_What this task involves_
From the listing below, pull out all lines with "title" in them.

_Provided records_
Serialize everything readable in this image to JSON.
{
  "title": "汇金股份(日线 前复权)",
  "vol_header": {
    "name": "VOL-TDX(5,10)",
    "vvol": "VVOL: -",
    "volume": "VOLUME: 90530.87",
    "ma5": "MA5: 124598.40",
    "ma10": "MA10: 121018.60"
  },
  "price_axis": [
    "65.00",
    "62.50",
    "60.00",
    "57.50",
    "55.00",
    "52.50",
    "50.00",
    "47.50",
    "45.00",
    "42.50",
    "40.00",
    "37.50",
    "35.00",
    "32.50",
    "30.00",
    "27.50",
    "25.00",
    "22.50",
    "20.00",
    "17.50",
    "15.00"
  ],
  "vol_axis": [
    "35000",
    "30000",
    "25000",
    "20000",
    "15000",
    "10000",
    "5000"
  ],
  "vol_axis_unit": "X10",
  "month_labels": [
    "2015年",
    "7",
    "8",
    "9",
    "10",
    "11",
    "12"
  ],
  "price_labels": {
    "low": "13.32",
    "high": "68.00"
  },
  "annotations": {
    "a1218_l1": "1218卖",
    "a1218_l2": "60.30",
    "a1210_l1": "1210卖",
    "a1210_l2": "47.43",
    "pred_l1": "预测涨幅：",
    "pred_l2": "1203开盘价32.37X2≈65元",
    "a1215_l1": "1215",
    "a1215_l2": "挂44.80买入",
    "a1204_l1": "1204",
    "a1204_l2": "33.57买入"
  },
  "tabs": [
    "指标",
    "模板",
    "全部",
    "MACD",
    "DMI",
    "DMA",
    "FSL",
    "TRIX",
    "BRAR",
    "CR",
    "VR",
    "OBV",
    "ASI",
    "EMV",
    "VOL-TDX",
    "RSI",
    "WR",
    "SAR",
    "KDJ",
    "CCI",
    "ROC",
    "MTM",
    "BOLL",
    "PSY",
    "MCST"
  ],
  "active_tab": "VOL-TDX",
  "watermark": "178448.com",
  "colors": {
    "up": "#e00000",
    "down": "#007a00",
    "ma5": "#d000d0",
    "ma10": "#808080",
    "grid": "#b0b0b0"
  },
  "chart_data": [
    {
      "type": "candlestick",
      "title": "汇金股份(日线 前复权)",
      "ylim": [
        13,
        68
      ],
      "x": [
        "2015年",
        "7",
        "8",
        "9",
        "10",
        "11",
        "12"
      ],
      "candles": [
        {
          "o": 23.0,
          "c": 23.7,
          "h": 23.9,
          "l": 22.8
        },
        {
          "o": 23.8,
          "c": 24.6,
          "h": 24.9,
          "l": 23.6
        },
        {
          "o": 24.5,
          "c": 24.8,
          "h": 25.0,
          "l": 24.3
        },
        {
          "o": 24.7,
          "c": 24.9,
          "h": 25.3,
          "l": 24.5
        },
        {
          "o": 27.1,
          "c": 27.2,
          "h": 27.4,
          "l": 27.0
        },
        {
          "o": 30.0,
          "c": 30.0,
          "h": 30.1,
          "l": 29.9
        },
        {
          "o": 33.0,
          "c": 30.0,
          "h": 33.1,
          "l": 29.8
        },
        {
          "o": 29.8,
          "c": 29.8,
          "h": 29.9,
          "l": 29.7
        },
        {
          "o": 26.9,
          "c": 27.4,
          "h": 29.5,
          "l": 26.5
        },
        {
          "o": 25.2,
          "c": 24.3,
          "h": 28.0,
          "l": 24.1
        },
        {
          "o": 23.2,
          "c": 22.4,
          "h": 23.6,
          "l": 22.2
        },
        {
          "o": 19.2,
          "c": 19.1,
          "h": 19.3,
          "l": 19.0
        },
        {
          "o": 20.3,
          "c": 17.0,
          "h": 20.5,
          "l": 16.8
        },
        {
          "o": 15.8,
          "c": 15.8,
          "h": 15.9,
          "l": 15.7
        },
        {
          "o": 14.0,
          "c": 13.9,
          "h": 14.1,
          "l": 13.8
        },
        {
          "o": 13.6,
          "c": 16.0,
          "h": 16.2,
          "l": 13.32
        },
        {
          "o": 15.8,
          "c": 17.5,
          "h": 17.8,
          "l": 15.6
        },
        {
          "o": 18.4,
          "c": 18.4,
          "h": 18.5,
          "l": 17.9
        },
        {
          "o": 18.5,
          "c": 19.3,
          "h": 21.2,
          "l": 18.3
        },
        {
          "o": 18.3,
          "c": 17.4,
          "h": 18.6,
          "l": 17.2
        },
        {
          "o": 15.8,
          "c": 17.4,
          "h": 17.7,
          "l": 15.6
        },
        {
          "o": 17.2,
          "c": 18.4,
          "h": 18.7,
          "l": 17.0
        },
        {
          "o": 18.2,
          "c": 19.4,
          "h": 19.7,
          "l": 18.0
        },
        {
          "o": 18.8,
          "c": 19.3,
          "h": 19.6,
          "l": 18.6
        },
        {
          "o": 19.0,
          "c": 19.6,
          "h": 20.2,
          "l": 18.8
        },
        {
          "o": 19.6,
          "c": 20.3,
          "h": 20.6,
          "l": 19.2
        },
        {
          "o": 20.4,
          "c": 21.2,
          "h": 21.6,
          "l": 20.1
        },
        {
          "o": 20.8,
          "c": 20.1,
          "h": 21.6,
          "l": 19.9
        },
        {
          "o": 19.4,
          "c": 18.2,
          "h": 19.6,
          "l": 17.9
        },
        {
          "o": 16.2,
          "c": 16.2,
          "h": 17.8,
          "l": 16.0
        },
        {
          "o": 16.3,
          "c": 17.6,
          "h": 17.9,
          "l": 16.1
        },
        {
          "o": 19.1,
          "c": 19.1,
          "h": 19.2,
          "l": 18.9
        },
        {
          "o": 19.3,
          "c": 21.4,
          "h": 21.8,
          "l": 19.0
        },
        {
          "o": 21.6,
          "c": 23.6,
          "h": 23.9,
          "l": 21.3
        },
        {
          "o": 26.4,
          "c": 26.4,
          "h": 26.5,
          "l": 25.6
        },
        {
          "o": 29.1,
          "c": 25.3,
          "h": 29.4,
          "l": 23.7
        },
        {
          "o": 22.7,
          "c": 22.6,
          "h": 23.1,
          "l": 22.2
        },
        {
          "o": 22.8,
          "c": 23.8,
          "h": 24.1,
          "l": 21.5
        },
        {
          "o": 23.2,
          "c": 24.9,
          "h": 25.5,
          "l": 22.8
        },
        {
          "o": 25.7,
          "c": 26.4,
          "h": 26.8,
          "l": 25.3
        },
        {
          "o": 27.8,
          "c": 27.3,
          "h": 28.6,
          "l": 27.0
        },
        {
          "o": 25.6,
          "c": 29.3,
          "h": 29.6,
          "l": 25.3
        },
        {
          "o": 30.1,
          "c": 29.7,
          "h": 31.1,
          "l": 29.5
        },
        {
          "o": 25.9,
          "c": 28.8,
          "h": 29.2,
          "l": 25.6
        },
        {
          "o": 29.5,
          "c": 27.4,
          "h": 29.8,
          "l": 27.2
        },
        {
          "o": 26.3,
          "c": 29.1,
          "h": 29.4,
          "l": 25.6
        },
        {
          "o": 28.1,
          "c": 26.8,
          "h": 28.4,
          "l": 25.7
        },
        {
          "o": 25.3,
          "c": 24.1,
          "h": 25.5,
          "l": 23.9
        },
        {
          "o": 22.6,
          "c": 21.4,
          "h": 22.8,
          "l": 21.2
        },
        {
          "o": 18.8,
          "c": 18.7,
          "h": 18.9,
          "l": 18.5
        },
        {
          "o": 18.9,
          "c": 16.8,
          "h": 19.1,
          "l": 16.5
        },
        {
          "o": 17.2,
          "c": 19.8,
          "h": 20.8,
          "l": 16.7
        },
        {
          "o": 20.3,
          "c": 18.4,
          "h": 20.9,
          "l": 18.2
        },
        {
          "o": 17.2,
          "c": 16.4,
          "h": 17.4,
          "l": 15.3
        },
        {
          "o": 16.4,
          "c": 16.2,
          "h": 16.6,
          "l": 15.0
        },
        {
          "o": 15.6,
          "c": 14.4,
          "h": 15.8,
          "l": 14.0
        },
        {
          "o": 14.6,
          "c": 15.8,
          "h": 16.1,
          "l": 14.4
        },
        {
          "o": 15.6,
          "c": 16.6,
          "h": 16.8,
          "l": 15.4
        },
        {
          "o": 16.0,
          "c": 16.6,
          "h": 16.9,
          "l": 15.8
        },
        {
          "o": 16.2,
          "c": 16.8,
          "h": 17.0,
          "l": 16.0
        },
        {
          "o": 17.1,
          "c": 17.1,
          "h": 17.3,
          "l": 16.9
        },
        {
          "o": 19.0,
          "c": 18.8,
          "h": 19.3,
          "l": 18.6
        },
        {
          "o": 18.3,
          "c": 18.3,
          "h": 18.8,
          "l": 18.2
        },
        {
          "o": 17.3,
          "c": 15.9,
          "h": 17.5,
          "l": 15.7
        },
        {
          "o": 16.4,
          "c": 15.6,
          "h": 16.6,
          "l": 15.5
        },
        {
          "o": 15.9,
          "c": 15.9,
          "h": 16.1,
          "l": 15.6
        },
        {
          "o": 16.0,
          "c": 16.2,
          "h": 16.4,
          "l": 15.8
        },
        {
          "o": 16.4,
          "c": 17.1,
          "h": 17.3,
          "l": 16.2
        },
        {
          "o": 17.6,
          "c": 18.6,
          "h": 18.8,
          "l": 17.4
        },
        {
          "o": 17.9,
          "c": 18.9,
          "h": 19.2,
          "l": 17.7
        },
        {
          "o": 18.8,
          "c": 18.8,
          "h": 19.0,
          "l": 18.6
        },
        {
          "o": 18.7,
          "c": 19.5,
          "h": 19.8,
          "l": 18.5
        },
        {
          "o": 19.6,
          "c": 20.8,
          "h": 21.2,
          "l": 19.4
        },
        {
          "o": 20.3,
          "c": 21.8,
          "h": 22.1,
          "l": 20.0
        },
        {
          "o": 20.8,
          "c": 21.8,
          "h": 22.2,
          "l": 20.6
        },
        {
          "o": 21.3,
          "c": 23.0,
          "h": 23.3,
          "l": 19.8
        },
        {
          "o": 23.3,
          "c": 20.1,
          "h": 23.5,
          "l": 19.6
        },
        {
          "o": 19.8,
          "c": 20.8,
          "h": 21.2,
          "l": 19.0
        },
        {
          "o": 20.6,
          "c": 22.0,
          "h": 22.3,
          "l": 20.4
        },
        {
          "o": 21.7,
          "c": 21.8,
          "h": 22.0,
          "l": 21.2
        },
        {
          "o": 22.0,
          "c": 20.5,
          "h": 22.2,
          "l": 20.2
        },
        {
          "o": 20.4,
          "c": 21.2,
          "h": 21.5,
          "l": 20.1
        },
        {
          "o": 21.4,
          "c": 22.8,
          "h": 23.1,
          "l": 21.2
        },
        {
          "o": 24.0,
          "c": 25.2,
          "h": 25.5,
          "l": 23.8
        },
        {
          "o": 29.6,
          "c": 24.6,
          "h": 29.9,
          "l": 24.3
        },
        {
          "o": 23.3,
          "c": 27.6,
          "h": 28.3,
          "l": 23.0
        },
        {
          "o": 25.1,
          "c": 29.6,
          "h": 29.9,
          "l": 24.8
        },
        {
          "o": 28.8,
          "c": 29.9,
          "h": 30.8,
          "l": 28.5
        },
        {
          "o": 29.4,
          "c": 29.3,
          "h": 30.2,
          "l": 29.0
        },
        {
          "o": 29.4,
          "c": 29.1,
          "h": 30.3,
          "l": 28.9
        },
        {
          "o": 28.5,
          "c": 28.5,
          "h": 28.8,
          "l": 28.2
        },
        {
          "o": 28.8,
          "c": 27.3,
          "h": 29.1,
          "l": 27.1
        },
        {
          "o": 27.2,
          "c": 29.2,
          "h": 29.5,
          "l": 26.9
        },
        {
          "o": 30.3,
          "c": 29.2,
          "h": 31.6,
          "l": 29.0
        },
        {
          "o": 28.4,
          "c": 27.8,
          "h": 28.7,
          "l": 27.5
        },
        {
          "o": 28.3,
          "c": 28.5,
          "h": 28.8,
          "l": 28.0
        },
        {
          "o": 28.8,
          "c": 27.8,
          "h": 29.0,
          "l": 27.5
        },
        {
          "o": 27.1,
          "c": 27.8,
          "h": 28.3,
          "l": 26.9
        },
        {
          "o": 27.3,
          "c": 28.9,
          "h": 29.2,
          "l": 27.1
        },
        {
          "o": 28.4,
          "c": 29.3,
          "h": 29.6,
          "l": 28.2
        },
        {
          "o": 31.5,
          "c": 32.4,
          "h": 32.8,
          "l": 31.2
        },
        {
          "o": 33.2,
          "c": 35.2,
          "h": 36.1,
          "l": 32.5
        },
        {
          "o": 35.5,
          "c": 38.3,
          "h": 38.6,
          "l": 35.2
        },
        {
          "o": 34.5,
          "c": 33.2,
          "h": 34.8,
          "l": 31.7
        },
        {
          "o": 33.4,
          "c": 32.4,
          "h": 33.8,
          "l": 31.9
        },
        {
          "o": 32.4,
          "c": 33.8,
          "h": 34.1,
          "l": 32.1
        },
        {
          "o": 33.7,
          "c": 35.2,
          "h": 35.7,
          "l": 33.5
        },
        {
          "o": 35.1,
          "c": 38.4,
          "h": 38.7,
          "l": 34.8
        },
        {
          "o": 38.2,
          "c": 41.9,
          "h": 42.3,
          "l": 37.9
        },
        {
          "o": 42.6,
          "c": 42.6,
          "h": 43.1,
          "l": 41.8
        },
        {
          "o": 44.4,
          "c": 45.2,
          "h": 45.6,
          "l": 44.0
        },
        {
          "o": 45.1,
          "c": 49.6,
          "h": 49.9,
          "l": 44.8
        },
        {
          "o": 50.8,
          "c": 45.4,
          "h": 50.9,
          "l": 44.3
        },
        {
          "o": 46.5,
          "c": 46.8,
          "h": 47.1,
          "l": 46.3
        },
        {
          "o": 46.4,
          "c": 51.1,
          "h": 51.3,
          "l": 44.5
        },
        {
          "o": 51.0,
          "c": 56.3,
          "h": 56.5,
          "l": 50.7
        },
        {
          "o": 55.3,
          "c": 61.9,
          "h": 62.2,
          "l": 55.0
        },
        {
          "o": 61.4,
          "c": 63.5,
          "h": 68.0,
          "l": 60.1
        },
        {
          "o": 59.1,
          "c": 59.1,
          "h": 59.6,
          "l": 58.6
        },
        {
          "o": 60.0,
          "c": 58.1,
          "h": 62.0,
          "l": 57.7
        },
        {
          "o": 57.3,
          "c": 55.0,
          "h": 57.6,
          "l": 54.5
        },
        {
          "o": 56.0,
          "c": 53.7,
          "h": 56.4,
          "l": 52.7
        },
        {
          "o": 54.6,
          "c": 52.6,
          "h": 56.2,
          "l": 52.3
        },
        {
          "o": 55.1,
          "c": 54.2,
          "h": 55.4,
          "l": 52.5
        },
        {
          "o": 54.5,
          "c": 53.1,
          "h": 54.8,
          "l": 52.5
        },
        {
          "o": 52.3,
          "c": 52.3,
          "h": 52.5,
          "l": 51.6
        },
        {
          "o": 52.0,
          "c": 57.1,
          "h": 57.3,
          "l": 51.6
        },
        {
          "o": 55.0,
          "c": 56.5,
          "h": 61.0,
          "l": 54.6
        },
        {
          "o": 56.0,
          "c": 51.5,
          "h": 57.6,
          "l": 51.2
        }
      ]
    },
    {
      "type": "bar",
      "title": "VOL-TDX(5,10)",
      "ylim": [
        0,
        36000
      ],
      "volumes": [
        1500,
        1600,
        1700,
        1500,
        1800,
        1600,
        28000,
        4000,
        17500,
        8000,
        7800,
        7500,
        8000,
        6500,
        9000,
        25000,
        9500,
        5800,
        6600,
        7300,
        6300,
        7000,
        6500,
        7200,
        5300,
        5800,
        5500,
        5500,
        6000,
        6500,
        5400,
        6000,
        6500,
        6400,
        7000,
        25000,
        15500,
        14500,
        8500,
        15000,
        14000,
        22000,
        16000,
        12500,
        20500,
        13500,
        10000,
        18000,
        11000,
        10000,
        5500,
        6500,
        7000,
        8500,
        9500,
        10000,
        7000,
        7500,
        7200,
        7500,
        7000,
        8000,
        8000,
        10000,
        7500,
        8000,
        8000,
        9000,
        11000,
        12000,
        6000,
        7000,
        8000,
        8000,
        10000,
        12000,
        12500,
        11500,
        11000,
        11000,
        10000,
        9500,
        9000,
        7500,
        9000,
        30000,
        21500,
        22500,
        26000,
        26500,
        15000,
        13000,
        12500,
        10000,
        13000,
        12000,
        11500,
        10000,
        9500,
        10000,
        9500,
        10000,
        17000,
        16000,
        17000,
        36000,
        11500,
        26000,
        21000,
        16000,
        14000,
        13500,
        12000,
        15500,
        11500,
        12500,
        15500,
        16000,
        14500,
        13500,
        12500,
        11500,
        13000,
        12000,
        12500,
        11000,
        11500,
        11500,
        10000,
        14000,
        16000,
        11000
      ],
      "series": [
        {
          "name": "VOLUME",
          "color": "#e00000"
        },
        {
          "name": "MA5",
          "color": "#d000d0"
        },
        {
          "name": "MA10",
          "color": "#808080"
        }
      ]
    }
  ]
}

_Reply to the exercise_
  "title": "汇金股份(日线 前复权)",
      "title": "汇金股份(日线 前复权)",
      "title": "VOL-TDX(5,10)",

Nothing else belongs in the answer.